** WORK INSTRUCTION **
Could you transcribe all of the data exactly and skip any pictures?

** Collected data **
[Start of section]

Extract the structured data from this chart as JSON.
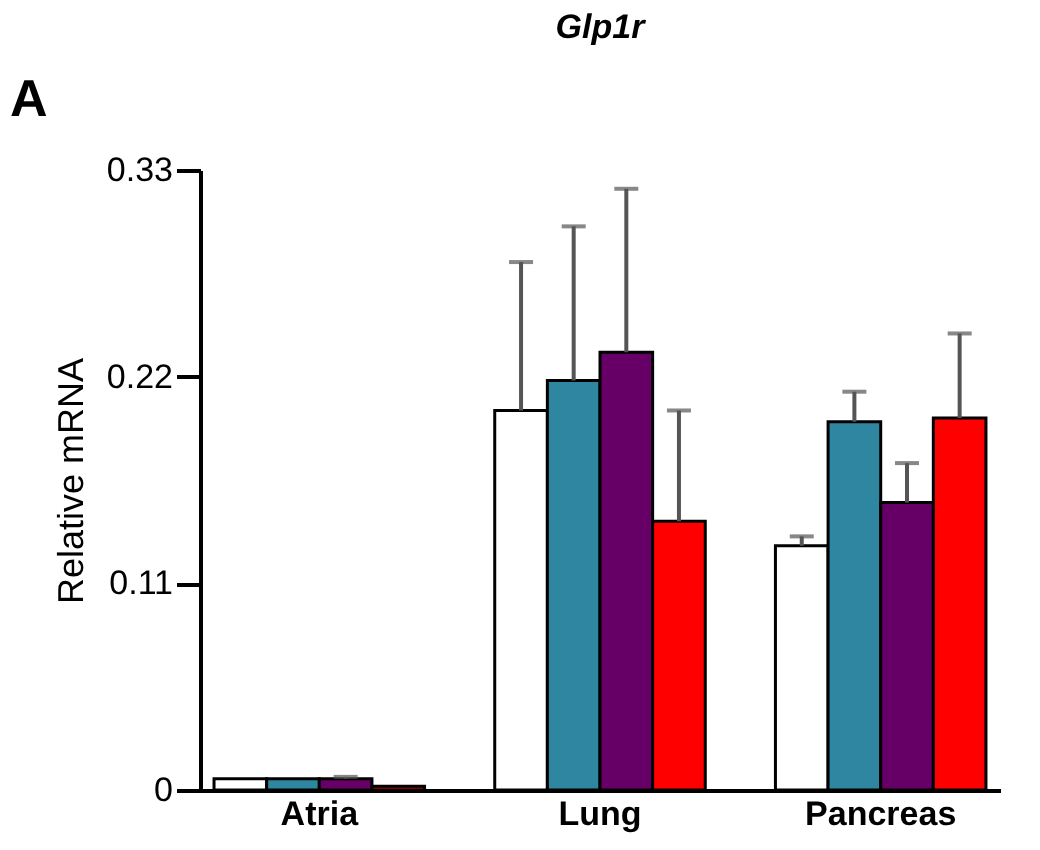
{
  "chart_data": {
    "type": "bar",
    "title": "Glp1r",
    "ylabel": "Relative mRNA",
    "annotations": [
      "A"
    ],
    "categories": [
      "Atria",
      "Lung",
      "Pancreas"
    ],
    "series": [
      {
        "color": "#ffffff",
        "values": [
          0.006,
          0.202,
          0.13
        ],
        "errors": [
          null,
          [
            0.202,
            0.281
          ],
          [
            0.13,
            0.135
          ]
        ]
      },
      {
        "color": "#2e86a0",
        "values": [
          0.006,
          0.218,
          0.196
        ],
        "errors": [
          null,
          [
            0.218,
            0.3
          ],
          [
            0.196,
            0.212
          ]
        ]
      },
      {
        "color": "#660066",
        "values": [
          0.006,
          0.233,
          0.153
        ],
        "errors": [
          [
            0.006,
            0.007
          ],
          [
            0.233,
            0.32
          ],
          [
            0.153,
            0.174
          ]
        ]
      },
      {
        "color": "#ff0000",
        "values": [
          0.002,
          0.143,
          0.198
        ],
        "errors": [
          null,
          [
            0.143,
            0.202
          ],
          [
            0.198,
            0.243
          ]
        ]
      }
    ],
    "ylim": [
      0,
      0.33
    ],
    "yticks": [
      0,
      0.11,
      0.22,
      0.33
    ],
    "grid": false,
    "legend": false
  }
}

[End of section]

** SOLUTION TO THE EXERCISE **
Extract the structured data from this chart as JSON.
{
  "chart_data": {
    "type": "bar",
    "title": "Glp1r",
    "ylabel": "Relative mRNA",
    "annotations": [
      "A"
    ],
    "categories": [
      "Atria",
      "Lung",
      "Pancreas"
    ],
    "series": [
      {
        "color": "#ffffff",
        "values": [
          0.006,
          0.202,
          0.13
        ],
        "errors": [
          null,
          [
            0.202,
            0.281
          ],
          [
            0.13,
            0.135
          ]
        ]
      },
      {
        "color": "#2e86a0",
        "values": [
          0.006,
          0.218,
          0.196
        ],
        "errors": [
          null,
          [
            0.218,
            0.3
          ],
          [
            0.196,
            0.212
          ]
        ]
      },
      {
        "color": "#660066",
        "values": [
          0.006,
          0.233,
          0.153
        ],
        "errors": [
          [
            0.006,
            0.007
          ],
          [
            0.233,
            0.32
          ],
          [
            0.153,
            0.174
          ]
        ]
      },
      {
        "color": "#ff0000",
        "values": [
          0.002,
          0.143,
          0.198
        ],
        "errors": [
          null,
          [
            0.143,
            0.202
          ],
          [
            0.198,
            0.243
          ]
        ]
      }
    ],
    "ylim": [
      0,
      0.33
    ],
    "yticks": [
      0,
      0.11,
      0.22,
      0.33
    ],
    "grid": false,
    "legend": false
  }
}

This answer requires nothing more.